Set the listing down again in full, word for word, with the pictures left out.

▸ **The input**:
** begin **

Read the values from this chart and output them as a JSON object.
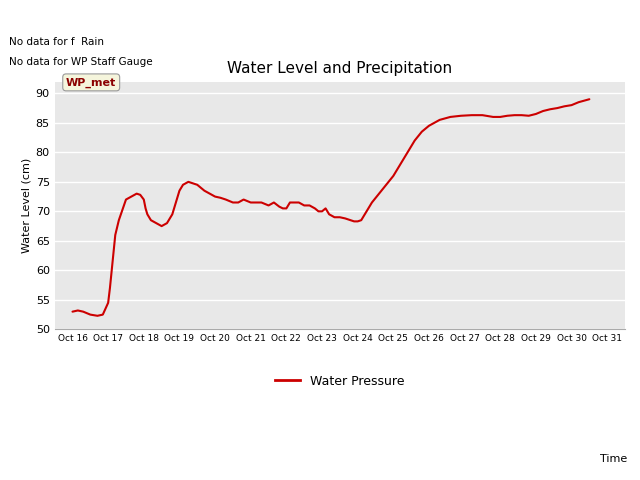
{
  "title": "Water Level and Precipitation",
  "xlabel": "Time",
  "ylabel": "Water Level (cm)",
  "ylim": [
    50,
    92
  ],
  "xlim": [
    15.5,
    31.5
  ],
  "background_color": "#e8e8e8",
  "line_color": "#cc0000",
  "line_width": 1.5,
  "legend_label": "Water Pressure",
  "wp_met_label": "WP_met",
  "no_data_text1": "No data for f  Rain",
  "no_data_text2": "No data for WP Staff Gauge",
  "x_ticks": [
    16,
    17,
    18,
    19,
    20,
    21,
    22,
    23,
    24,
    25,
    26,
    27,
    28,
    29,
    30,
    31
  ],
  "x_tick_labels": [
    "Oct 16",
    "Oct 17",
    "Oct 18",
    "Oct 19",
    "Oct 20",
    "Oct 21",
    "Oct 22",
    "Oct 23",
    "Oct 24",
    "Oct 25",
    "Oct 26",
    "Oct 27",
    "Oct 28",
    "Oct 29",
    "Oct 30",
    "Oct 31"
  ],
  "y_ticks": [
    50,
    55,
    60,
    65,
    70,
    75,
    80,
    85,
    90
  ],
  "data_x": [
    16.0,
    16.15,
    16.3,
    16.5,
    16.7,
    16.85,
    17.0,
    17.05,
    17.1,
    17.15,
    17.2,
    17.3,
    17.5,
    17.65,
    17.8,
    17.9,
    18.0,
    18.05,
    18.1,
    18.2,
    18.35,
    18.5,
    18.65,
    18.8,
    18.9,
    19.0,
    19.1,
    19.25,
    19.5,
    19.7,
    19.85,
    20.0,
    20.15,
    20.3,
    20.5,
    20.65,
    20.8,
    21.0,
    21.15,
    21.3,
    21.5,
    21.65,
    21.8,
    21.9,
    22.0,
    22.1,
    22.2,
    22.35,
    22.5,
    22.65,
    22.8,
    22.9,
    23.0,
    23.1,
    23.2,
    23.35,
    23.5,
    23.65,
    23.8,
    23.9,
    24.0,
    24.1,
    24.2,
    24.4,
    24.6,
    24.8,
    25.0,
    25.2,
    25.4,
    25.6,
    25.8,
    26.0,
    26.3,
    26.6,
    26.9,
    27.2,
    27.5,
    27.8,
    28.0,
    28.2,
    28.4,
    28.6,
    28.8,
    29.0,
    29.2,
    29.4,
    29.6,
    29.8,
    30.0,
    30.2,
    30.5
  ],
  "data_y": [
    53.0,
    53.2,
    53.0,
    52.5,
    52.3,
    52.5,
    54.5,
    57.0,
    60.0,
    63.0,
    66.0,
    68.5,
    72.0,
    72.5,
    73.0,
    72.8,
    72.0,
    70.5,
    69.5,
    68.5,
    68.0,
    67.5,
    68.0,
    69.5,
    71.5,
    73.5,
    74.5,
    75.0,
    74.5,
    73.5,
    73.0,
    72.5,
    72.3,
    72.0,
    71.5,
    71.5,
    72.0,
    71.5,
    71.5,
    71.5,
    71.0,
    71.5,
    70.8,
    70.5,
    70.5,
    71.5,
    71.5,
    71.5,
    71.0,
    71.0,
    70.5,
    70.0,
    70.0,
    70.5,
    69.5,
    69.0,
    69.0,
    68.8,
    68.5,
    68.3,
    68.3,
    68.5,
    69.5,
    71.5,
    73.0,
    74.5,
    76.0,
    78.0,
    80.0,
    82.0,
    83.5,
    84.5,
    85.5,
    86.0,
    86.2,
    86.3,
    86.3,
    86.0,
    86.0,
    86.2,
    86.3,
    86.3,
    86.2,
    86.5,
    87.0,
    87.3,
    87.5,
    87.8,
    88.0,
    88.5,
    89.0
  ]
}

** end **

▸ **Answer for the task**:
Read the values from this chart and output them as a JSON object.
{
  "title": "Water Level and Precipitation",
  "xlabel": "Time",
  "ylabel": "Water Level (cm)",
  "ylim": [
    50,
    92
  ],
  "xlim": [
    15.5,
    31.5
  ],
  "background_color": "#e8e8e8",
  "line_color": "#cc0000",
  "line_width": 1.5,
  "legend_label": "Water Pressure",
  "wp_met_label": "WP_met",
  "no_data_text1": "No data for f  Rain",
  "no_data_text2": "No data for WP Staff Gauge",
  "x_ticks": [
    16,
    17,
    18,
    19,
    20,
    21,
    22,
    23,
    24,
    25,
    26,
    27,
    28,
    29,
    30,
    31
  ],
  "x_tick_labels": [
    "Oct 16",
    "Oct 17",
    "Oct 18",
    "Oct 19",
    "Oct 20",
    "Oct 21",
    "Oct 22",
    "Oct 23",
    "Oct 24",
    "Oct 25",
    "Oct 26",
    "Oct 27",
    "Oct 28",
    "Oct 29",
    "Oct 30",
    "Oct 31"
  ],
  "y_ticks": [
    50,
    55,
    60,
    65,
    70,
    75,
    80,
    85,
    90
  ],
  "data_x": [
    16.0,
    16.15,
    16.3,
    16.5,
    16.7,
    16.85,
    17.0,
    17.05,
    17.1,
    17.15,
    17.2,
    17.3,
    17.5,
    17.65,
    17.8,
    17.9,
    18.0,
    18.05,
    18.1,
    18.2,
    18.35,
    18.5,
    18.65,
    18.8,
    18.9,
    19.0,
    19.1,
    19.25,
    19.5,
    19.7,
    19.85,
    20.0,
    20.15,
    20.3,
    20.5,
    20.65,
    20.8,
    21.0,
    21.15,
    21.3,
    21.5,
    21.65,
    21.8,
    21.9,
    22.0,
    22.1,
    22.2,
    22.35,
    22.5,
    22.65,
    22.8,
    22.9,
    23.0,
    23.1,
    23.2,
    23.35,
    23.5,
    23.65,
    23.8,
    23.9,
    24.0,
    24.1,
    24.2,
    24.4,
    24.6,
    24.8,
    25.0,
    25.2,
    25.4,
    25.6,
    25.8,
    26.0,
    26.3,
    26.6,
    26.9,
    27.2,
    27.5,
    27.8,
    28.0,
    28.2,
    28.4,
    28.6,
    28.8,
    29.0,
    29.2,
    29.4,
    29.6,
    29.8,
    30.0,
    30.2,
    30.5
  ],
  "data_y": [
    53.0,
    53.2,
    53.0,
    52.5,
    52.3,
    52.5,
    54.5,
    57.0,
    60.0,
    63.0,
    66.0,
    68.5,
    72.0,
    72.5,
    73.0,
    72.8,
    72.0,
    70.5,
    69.5,
    68.5,
    68.0,
    67.5,
    68.0,
    69.5,
    71.5,
    73.5,
    74.5,
    75.0,
    74.5,
    73.5,
    73.0,
    72.5,
    72.3,
    72.0,
    71.5,
    71.5,
    72.0,
    71.5,
    71.5,
    71.5,
    71.0,
    71.5,
    70.8,
    70.5,
    70.5,
    71.5,
    71.5,
    71.5,
    71.0,
    71.0,
    70.5,
    70.0,
    70.0,
    70.5,
    69.5,
    69.0,
    69.0,
    68.8,
    68.5,
    68.3,
    68.3,
    68.5,
    69.5,
    71.5,
    73.0,
    74.5,
    76.0,
    78.0,
    80.0,
    82.0,
    83.5,
    84.5,
    85.5,
    86.0,
    86.2,
    86.3,
    86.3,
    86.0,
    86.0,
    86.2,
    86.3,
    86.3,
    86.2,
    86.5,
    87.0,
    87.3,
    87.5,
    87.8,
    88.0,
    88.5,
    89.0
  ]
}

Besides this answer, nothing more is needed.